** Work instructions **
Copy out every line that contains the word "качества".

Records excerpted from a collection
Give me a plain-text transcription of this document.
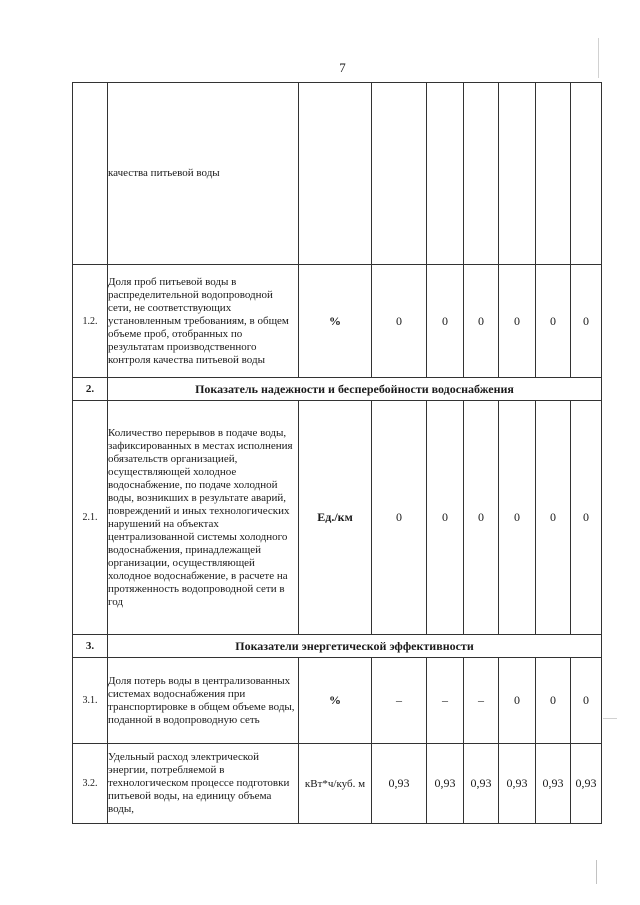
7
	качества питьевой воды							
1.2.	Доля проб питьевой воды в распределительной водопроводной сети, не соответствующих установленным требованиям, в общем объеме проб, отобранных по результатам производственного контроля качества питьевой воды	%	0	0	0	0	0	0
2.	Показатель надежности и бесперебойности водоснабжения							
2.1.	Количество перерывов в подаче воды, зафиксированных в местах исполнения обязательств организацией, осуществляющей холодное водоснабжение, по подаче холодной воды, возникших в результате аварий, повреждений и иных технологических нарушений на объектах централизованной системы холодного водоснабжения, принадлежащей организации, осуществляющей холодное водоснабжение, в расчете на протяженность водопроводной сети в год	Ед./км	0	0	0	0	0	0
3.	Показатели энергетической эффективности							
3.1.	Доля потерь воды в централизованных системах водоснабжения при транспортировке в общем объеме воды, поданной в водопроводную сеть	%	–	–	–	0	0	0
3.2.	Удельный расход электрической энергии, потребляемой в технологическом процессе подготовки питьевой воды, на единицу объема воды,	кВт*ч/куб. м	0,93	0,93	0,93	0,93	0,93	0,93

** Reply to the task **
	качества питьевой воды							
1.2.	Доля проб питьевой воды в распределительной водопроводной сети, не соответствующих установленным требованиям, в общем объеме проб, отобранных по результатам производственного контроля качества питьевой воды	%	0	0	0	0	0	0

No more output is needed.